▸ **Given task**
Render the lines of the following entries as a numbered list, leaving out any blank lines.

[Part of a data file]
[start]
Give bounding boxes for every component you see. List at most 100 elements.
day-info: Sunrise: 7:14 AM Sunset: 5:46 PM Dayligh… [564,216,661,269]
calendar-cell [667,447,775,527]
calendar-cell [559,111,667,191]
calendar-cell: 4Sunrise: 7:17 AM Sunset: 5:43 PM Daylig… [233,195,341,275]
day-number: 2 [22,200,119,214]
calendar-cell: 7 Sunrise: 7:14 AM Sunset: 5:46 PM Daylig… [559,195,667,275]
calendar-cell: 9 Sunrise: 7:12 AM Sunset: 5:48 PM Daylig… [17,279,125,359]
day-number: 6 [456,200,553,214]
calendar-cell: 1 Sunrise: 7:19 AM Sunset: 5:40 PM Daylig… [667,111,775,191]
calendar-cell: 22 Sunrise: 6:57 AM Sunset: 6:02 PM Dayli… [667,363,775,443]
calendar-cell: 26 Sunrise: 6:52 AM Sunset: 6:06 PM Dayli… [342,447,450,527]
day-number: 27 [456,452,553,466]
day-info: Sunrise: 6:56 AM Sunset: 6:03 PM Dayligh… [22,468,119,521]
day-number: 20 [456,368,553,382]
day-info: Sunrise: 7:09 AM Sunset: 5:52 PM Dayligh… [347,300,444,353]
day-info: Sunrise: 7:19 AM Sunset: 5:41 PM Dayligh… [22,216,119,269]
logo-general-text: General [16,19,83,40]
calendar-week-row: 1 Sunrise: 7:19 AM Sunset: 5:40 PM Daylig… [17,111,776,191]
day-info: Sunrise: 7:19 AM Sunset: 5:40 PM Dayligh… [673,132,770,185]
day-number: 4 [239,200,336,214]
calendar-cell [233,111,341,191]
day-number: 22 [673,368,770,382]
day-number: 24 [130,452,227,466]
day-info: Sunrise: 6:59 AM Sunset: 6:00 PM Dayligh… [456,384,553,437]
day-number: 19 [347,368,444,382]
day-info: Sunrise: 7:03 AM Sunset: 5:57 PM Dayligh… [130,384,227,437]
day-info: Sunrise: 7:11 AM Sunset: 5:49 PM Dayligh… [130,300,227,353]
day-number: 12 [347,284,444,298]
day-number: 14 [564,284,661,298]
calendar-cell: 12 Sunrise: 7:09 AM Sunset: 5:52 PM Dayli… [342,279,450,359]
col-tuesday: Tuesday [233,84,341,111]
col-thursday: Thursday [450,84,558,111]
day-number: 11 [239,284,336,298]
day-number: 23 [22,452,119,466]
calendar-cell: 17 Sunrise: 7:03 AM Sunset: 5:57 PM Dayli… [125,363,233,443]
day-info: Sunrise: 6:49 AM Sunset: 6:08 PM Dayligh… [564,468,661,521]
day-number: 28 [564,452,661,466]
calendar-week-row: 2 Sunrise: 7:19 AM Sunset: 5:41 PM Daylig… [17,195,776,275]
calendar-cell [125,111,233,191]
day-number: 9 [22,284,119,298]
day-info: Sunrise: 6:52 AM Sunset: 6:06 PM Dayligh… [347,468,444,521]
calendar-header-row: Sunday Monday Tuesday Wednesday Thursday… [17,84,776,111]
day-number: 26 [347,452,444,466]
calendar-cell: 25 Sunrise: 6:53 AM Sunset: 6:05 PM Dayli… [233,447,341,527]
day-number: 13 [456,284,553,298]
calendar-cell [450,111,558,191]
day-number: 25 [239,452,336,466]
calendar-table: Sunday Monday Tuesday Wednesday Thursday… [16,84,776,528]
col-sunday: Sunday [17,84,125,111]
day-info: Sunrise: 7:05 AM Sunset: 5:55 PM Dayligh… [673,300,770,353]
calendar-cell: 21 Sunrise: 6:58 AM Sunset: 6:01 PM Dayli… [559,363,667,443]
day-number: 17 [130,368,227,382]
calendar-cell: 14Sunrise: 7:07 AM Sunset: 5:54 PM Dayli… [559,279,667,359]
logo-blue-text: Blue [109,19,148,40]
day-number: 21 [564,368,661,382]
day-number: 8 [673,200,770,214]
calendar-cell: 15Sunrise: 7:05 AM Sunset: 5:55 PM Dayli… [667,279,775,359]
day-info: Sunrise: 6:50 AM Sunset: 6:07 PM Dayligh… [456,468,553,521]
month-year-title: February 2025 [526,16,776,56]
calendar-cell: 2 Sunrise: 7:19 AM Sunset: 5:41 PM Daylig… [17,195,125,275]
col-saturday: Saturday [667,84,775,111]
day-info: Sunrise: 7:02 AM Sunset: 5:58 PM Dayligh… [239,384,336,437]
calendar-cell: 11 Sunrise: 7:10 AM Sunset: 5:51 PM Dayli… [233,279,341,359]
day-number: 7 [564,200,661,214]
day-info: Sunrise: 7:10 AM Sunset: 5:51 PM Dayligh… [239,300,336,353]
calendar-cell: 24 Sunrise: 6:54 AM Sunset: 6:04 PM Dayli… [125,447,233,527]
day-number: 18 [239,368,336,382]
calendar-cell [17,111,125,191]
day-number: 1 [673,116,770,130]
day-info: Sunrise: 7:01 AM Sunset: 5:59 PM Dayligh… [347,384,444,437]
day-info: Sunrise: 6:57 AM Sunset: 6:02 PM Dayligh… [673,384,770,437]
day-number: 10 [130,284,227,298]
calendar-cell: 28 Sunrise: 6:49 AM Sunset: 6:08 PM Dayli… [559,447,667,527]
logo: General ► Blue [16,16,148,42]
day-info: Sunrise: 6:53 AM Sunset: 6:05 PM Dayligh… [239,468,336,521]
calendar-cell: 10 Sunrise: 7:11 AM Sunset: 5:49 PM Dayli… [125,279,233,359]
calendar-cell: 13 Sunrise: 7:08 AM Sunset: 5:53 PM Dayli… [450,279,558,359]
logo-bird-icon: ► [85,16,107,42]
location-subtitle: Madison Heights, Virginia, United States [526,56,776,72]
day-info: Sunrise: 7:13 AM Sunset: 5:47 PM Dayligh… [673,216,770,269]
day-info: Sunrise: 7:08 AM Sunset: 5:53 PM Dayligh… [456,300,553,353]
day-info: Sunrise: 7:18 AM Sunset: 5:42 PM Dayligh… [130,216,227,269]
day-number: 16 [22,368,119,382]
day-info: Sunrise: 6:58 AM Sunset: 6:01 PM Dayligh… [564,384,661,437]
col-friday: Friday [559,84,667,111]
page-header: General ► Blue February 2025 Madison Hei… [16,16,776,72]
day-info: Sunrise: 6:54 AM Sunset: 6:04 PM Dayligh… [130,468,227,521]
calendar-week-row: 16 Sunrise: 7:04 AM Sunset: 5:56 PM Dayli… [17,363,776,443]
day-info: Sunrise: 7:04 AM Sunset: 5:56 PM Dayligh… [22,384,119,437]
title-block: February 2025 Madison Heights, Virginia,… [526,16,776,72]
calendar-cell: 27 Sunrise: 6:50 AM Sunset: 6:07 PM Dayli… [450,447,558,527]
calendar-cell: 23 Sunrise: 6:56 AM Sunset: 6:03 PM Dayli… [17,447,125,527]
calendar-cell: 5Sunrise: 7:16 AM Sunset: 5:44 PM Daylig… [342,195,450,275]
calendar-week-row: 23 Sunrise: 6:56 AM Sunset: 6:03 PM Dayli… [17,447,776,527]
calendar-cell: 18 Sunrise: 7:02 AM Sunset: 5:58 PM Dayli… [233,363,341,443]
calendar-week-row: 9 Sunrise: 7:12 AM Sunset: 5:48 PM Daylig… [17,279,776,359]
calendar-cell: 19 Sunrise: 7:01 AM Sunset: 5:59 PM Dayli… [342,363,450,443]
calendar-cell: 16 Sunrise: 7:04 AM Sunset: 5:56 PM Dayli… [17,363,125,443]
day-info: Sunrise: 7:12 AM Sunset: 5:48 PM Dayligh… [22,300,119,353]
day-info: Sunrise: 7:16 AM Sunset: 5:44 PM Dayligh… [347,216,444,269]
[end]
▸ **Task solution**
1. Give bounding boxes for every component you see. List at most 100 elements.
2. day-info: Sunrise: 7:14 AM Sunset: 5:46 PM Dayligh… [564,216,661,269]
3. calendar-cell [667,447,775,527]
4. calendar-cell [559,111,667,191]
5. calendar-cell: 4Sunrise: 7:17 AM Sunset: 5:43 PM Daylig… [233,195,341,275]
6. day-number: 2 [22,200,119,214]
7. calendar-cell: 7 Sunrise: 7:14 AM Sunset: 5:46 PM Daylig… [559,195,667,275]
8. calendar-cell: 9 Sunrise: 7:12 AM Sunset: 5:48 PM Daylig… [17,279,125,359]
9. day-number: 6 [456,200,553,214]
10. calendar-cell: 1 Sunrise: 7:19 AM Sunset: 5:40 PM Daylig… [667,111,775,191]
11. calendar-cell: 22 Sunrise: 6:57 AM Sunset: 6:02 PM Dayli… [667,363,775,443]
12. calendar-cell: 26 Sunrise: 6:52 AM Sunset: 6:06 PM Dayli… [342,447,450,527]
13. day-number: 27 [456,452,553,466]
14. day-info: Sunrise: 6:56 AM Sunset: 6:03 PM Dayligh… [22,468,119,521]
15. day-number: 20 [456,368,553,382]
16. day-info: Sunrise: 7:09 AM Sunset: 5:52 PM Dayligh… [347,300,444,353]
17. day-info: Sunrise: 7:19 AM Sunset: 5:41 PM Dayligh… [22,216,119,269]
18. logo-general-text: General [16,19,83,40]
19. calendar-week-row: 1 Sunrise: 7:19 AM Sunset: 5:40 PM Daylig… [17,111,776,191]
20. day-info: Sunrise: 7:19 AM Sunset: 5:40 PM Dayligh… [673,132,770,185]
21. day-number: 4 [239,200,336,214]
22. calendar-cell [233,111,341,191]
23. day-number: 22 [673,368,770,382]
24. day-number: 24 [130,452,227,466]
25. day-info: Sunrise: 6:59 AM Sunset: 6:00 PM Dayligh… [456,384,553,437]
26. day-number: 19 [347,368,444,382]
27. day-info: Sunrise: 7:03 AM Sunset: 5:57 PM Dayligh… [130,384,227,437]
28. day-info: Sunrise: 7:11 AM Sunset: 5:49 PM Dayligh… [130,300,227,353]
29. day-number: 12 [347,284,444,298]
30. day-number: 14 [564,284,661,298]
31. calendar-cell: 12 Sunrise: 7:09 AM Sunset: 5:52 PM Dayli… [342,279,450,359]
32. col-tuesday: Tuesday [233,84,341,111]
33. col-thursday: Thursday [450,84,558,111]
34. day-number: 11 [239,284,336,298]
35. day-number: 23 [22,452,119,466]
36. calendar-cell: 17 Sunrise: 7:03 AM Sunset: 5:57 PM Dayli… [125,363,233,443]
37. day-info: Sunrise: 6:49 AM Sunset: 6:08 PM Dayligh… [564,468,661,521]
38. day-number: 28 [564,452,661,466]
39. calendar-week-row: 2 Sunrise: 7:19 AM Sunset: 5:41 PM Daylig… [17,195,776,275]
40. calendar-cell [125,111,233,191]
41. day-number: 9 [22,284,119,298]
42. day-info: Sunrise: 6:52 AM Sunset: 6:06 PM Dayligh… [347,468,444,521]
43. calendar-header-row: Sunday Monday Tuesday Wednesday Thursday… [17,84,776,111]
44. day-number: 26 [347,452,444,466]
45. calendar-cell: 25 Sunrise: 6:53 AM Sunset: 6:05 PM Dayli… [233,447,341,527]
46. day-number: 13 [456,284,553,298]
47. calendar-cell [450,111,558,191]
48. day-number: 25 [239,452,336,466]
49. calendar-table: Sunday Monday Tuesday Wednesday Thursday… [16,84,776,528]
50. col-sunday: Sunday [17,84,125,111]
51. day-info: Sunrise: 7:05 AM Sunset: 5:55 PM Dayligh… [673,300,770,353]
52. calendar-cell: 21 Sunrise: 6:58 AM Sunset: 6:01 PM Dayli… [559,363,667,443]
53. day-number: 17 [130,368,227,382]
54. calendar-cell: 14Sunrise: 7:07 AM Sunset: 5:54 PM Dayli… [559,279,667,359]
55. logo-blue-text: Blue [109,19,148,40]
56. day-number: 21 [564,368,661,382]
57. day-number: 8 [673,200,770,214]
58. calendar-cell: 15Sunrise: 7:05 AM Sunset: 5:55 PM Dayli… [667,279,775,359]
59. day-info: Sunrise: 6:50 AM Sunset: 6:07 PM Dayligh… [456,468,553,521]
60. month-year-title: February 2025 [526,16,776,56]
61. calendar-cell: 2 Sunrise: 7:19 AM Sunset: 5:41 PM Daylig… [17,195,125,275]
62. col-saturday: Saturday [667,84,775,111]
63. day-info: Sunrise: 7:02 AM Sunset: 5:58 PM Dayligh… [239,384,336,437]
64. calendar-cell: 11 Sunrise: 7:10 AM Sunset: 5:51 PM Dayli… [233,279,341,359]
65. day-number: 7 [564,200,661,214]
66. day-info: Sunrise: 7:10 AM Sunset: 5:51 PM Dayligh… [239,300,336,353]
67. calendar-cell: 24 Sunrise: 6:54 AM Sunset: 6:04 PM Dayli… [125,447,233,527]
68. day-number: 18 [239,368,336,382]
69. calendar-cell [17,111,125,191]
70. day-number: 1 [673,116,770,130]
71. day-info: Sunrise: 7:01 AM Sunset: 5:59 PM Dayligh… [347,384,444,437]
72. day-info: Sunrise: 6:57 AM Sunset: 6:02 PM Dayligh… [673,384,770,437]
73. day-number: 10 [130,284,227,298]
74. calendar-cell: 28 Sunrise: 6:49 AM Sunset: 6:08 PM Dayli… [559,447,667,527]
75. logo: General ► Blue [16,16,148,42]
76. day-info: Sunrise: 6:53 AM Sunset: 6:05 PM Dayligh… [239,468,336,521]
77. calendar-cell: 10 Sunrise: 7:11 AM Sunset: 5:49 PM Dayli… [125,279,233,359]
78. calendar-cell: 13 Sunrise: 7:08 AM Sunset: 5:53 PM Dayli… [450,279,558,359]
79. logo-bird-icon: ► [85,16,107,42]
80. location-subtitle: Madison Heights, Virginia, United States [526,56,776,72]
81. day-info: Sunrise: 7:13 AM Sunset: 5:47 PM Dayligh… [673,216,770,269]
82. day-info: Sunrise: 7:08 AM Sunset: 5:53 PM Dayligh… [456,300,553,353]
83. day-info: Sunrise: 7:18 AM Sunset: 5:42 PM Dayligh… [130,216,227,269]
84. day-number: 16 [22,368,119,382]
85. day-info: Sunrise: 6:58 AM Sunset: 6:01 PM Dayligh… [564,384,661,437]
86. col-friday: Friday [559,84,667,111]
87. page-header: General ► Blue February 2025 Madison Hei… [16,16,776,72]
88. day-info: Sunrise: 6:54 AM Sunset: 6:04 PM Dayligh… [130,468,227,521]
89. calendar-week-row: 16 Sunrise: 7:04 AM Sunset: 5:56 PM Dayli… [17,363,776,443]
90. day-info: Sunrise: 7:04 AM Sunset: 5:56 PM Dayligh… [22,384,119,437]
91. title-block: February 2025 Madison Heights, Virginia,… [526,16,776,72]
92. calendar-cell: 27 Sunrise: 6:50 AM Sunset: 6:07 PM Dayli… [450,447,558,527]
93. calendar-cell: 23 Sunrise: 6:56 AM Sunset: 6:03 PM Dayli… [17,447,125,527]
94. calendar-cell: 5Sunrise: 7:16 AM Sunset: 5:44 PM Daylig… [342,195,450,275]
95. calendar-week-row: 23 Sunrise: 6:56 AM Sunset: 6:03 PM Dayli… [17,447,776,527]
96. calendar-cell: 18 Sunrise: 7:02 AM Sunset: 5:58 PM Dayli… [233,363,341,443]
97. calendar-week-row: 9 Sunrise: 7:12 AM Sunset: 5:48 PM Daylig… [17,279,776,359]
98. calendar-cell: 19 Sunrise: 7:01 AM Sunset: 5:59 PM Dayli… [342,363,450,443]
99. calendar-cell: 16 Sunrise: 7:04 AM Sunset: 5:56 PM Dayli… [17,363,125,443]
100. day-info: Sunrise: 7:12 AM Sunset: 5:48 PM Dayligh… [22,300,119,353]
101. day-info: Sunrise: 7:16 AM Sunset: 5:44 PM Dayligh… [347,216,444,269]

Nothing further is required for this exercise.